◆ **JOB**: In the rows below, switch "axis-spoke" to "radial-axis" wherever it appears, and give all the rows again with nothing else changed.

◆ **PROVIDED INFORMATION**:
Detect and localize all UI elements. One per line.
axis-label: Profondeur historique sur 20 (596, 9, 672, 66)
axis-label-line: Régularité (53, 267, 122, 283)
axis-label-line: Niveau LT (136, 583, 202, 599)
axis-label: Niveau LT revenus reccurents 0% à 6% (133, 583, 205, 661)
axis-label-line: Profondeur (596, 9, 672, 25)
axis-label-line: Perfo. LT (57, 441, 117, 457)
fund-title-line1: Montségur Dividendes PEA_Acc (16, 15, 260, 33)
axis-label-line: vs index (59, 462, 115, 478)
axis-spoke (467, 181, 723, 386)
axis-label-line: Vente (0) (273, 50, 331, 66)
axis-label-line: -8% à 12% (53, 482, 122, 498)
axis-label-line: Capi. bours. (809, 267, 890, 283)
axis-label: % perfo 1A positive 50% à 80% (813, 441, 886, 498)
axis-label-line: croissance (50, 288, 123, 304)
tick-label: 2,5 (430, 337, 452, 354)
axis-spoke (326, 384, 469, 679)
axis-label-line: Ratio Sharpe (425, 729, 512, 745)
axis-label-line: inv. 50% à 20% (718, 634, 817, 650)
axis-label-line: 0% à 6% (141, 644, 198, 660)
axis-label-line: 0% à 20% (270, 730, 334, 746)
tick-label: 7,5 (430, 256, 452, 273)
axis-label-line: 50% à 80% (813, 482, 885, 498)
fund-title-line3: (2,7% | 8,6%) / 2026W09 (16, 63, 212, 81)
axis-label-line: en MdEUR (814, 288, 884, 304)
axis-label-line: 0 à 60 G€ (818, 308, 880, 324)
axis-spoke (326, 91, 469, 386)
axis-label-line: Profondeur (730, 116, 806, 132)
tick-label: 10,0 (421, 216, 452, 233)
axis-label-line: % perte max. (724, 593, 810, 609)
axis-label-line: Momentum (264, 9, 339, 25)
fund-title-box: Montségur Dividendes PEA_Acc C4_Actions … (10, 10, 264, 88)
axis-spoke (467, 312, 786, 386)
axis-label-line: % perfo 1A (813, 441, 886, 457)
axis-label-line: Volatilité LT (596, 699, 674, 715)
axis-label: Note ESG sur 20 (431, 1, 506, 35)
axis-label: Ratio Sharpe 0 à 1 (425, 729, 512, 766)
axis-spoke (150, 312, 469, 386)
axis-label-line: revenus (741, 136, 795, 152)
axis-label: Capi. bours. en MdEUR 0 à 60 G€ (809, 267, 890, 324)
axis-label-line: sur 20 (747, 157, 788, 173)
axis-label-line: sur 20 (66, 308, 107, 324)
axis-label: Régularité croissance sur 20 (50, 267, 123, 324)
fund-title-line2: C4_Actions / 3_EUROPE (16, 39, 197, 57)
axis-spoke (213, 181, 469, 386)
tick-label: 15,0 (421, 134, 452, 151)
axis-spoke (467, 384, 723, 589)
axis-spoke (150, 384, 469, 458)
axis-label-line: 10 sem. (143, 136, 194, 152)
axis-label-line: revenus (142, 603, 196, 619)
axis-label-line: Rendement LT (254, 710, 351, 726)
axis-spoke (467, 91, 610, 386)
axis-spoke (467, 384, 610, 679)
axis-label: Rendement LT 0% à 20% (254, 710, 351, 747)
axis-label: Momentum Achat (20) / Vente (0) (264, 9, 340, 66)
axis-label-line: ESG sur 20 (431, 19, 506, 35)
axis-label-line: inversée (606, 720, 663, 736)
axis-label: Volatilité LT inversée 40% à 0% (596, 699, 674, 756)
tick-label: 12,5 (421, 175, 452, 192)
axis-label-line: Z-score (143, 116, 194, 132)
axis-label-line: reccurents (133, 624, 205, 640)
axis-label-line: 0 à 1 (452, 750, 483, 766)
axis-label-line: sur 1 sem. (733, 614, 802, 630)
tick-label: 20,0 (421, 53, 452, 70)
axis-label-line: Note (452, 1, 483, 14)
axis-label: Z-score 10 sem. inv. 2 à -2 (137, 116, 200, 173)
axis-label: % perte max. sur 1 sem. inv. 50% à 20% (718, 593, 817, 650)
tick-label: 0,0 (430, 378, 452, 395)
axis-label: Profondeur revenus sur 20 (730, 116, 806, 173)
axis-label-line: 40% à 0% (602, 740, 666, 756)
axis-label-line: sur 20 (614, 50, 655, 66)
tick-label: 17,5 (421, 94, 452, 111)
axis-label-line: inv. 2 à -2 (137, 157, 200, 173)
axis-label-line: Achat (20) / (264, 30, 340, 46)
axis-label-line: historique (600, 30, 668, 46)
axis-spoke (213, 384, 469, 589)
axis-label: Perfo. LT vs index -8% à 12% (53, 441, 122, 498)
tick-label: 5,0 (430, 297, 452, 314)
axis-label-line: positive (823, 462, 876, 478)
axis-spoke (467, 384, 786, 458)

◆ **RIGHT ANSWER**:
Detect and localize all UI elements. One per line.
axis-label: Profondeur historique sur 20 (596, 9, 672, 66)
axis-label-line: Régularité (53, 267, 122, 283)
axis-label-line: Niveau LT (136, 583, 202, 599)
axis-label: Niveau LT revenus reccurents 0% à 6% (133, 583, 205, 661)
axis-label-line: Profondeur (596, 9, 672, 25)
axis-label-line: Perfo. LT (57, 441, 117, 457)
fund-title-line1: Montségur Dividendes PEA_Acc (16, 15, 260, 33)
axis-label-line: vs index (59, 462, 115, 478)
radial-axis (467, 181, 723, 386)
axis-label-line: Vente (0) (273, 50, 331, 66)
axis-label-line: -8% à 12% (53, 482, 122, 498)
axis-label-line: Capi. bours. (809, 267, 890, 283)
axis-label: % perfo 1A positive 50% à 80% (813, 441, 886, 498)
axis-label-line: croissance (50, 288, 123, 304)
tick-label: 2,5 (430, 337, 452, 354)
radial-axis (326, 384, 469, 679)
axis-label-line: Ratio Sharpe (425, 729, 512, 745)
axis-label-line: inv. 50% à 20% (718, 634, 817, 650)
axis-label-line: 0% à 6% (141, 644, 198, 660)
axis-label-line: 0% à 20% (270, 730, 334, 746)
tick-label: 7,5 (430, 256, 452, 273)
axis-label-line: 50% à 80% (813, 482, 885, 498)
fund-title-line3: (2,7% | 8,6%) / 2026W09 (16, 63, 212, 81)
axis-label-line: en MdEUR (814, 288, 884, 304)
axis-label-line: 0 à 60 G€ (818, 308, 880, 324)
radial-axis (326, 91, 469, 386)
axis-label-line: Profondeur (730, 116, 806, 132)
tick-label: 10,0 (421, 216, 452, 233)
axis-label-line: % perte max. (724, 593, 810, 609)
axis-label-line: Momentum (264, 9, 339, 25)
fund-title-box: Montségur Dividendes PEA_Acc C4_Actions … (10, 10, 264, 88)
radial-axis (467, 312, 786, 386)
axis-label-line: % perfo 1A (813, 441, 886, 457)
axis-label-line: Volatilité LT (596, 699, 674, 715)
axis-label: Note ESG sur 20 (431, 1, 506, 35)
axis-label: Ratio Sharpe 0 à 1 (425, 729, 512, 766)
radial-axis (150, 312, 469, 386)
axis-label-line: revenus (741, 136, 795, 152)
axis-label: Capi. bours. en MdEUR 0 à 60 G€ (809, 267, 890, 324)
axis-label-line: sur 20 (747, 157, 788, 173)
axis-label-line: sur 20 (66, 308, 107, 324)
axis-label: Régularité croissance sur 20 (50, 267, 123, 324)
fund-title-line2: C4_Actions / 3_EUROPE (16, 39, 197, 57)
radial-axis (213, 181, 469, 386)
tick-label: 15,0 (421, 134, 452, 151)
radial-axis (467, 384, 723, 589)
radial-axis (150, 384, 469, 458)
axis-label-line: 10 sem. (143, 136, 194, 152)
axis-label-line: revenus (142, 603, 196, 619)
axis-label-line: Rendement LT (254, 710, 351, 726)
radial-axis (467, 91, 610, 386)
radial-axis (467, 384, 610, 679)
axis-label: Rendement LT 0% à 20% (254, 710, 351, 747)
axis-label: Momentum Achat (20) / Vente (0) (264, 9, 340, 66)
axis-label-line: ESG sur 20 (431, 19, 506, 35)
axis-label-line: inversée (606, 720, 663, 736)
axis-label: Volatilité LT inversée 40% à 0% (596, 699, 674, 756)
tick-label: 12,5 (421, 175, 452, 192)
axis-label-line: Z-score (143, 116, 194, 132)
axis-label-line: reccurents (133, 624, 205, 640)
axis-label-line: 0 à 1 (452, 750, 483, 766)
axis-label-line: sur 1 sem. (733, 614, 802, 630)
tick-label: 20,0 (421, 53, 452, 70)
axis-label-line: Note (452, 1, 483, 14)
axis-label: Z-score 10 sem. inv. 2 à -2 (137, 116, 200, 173)
axis-label: % perte max. sur 1 sem. inv. 50% à 20% (718, 593, 817, 650)
tick-label: 0,0 (430, 378, 452, 395)
axis-label: Profondeur revenus sur 20 (730, 116, 806, 173)
axis-label-line: 40% à 0% (602, 740, 666, 756)
axis-label-line: sur 20 (614, 50, 655, 66)
tick-label: 17,5 (421, 94, 452, 111)
axis-label-line: inv. 2 à -2 (137, 157, 200, 173)
axis-label-line: Achat (20) / (264, 30, 340, 46)
axis-label-line: historique (600, 30, 668, 46)
radial-axis (213, 384, 469, 589)
axis-label: Perfo. LT vs index -8% à 12% (53, 441, 122, 498)
tick-label: 5,0 (430, 297, 452, 314)
axis-label-line: positive (823, 462, 876, 478)
radial-axis (467, 384, 786, 458)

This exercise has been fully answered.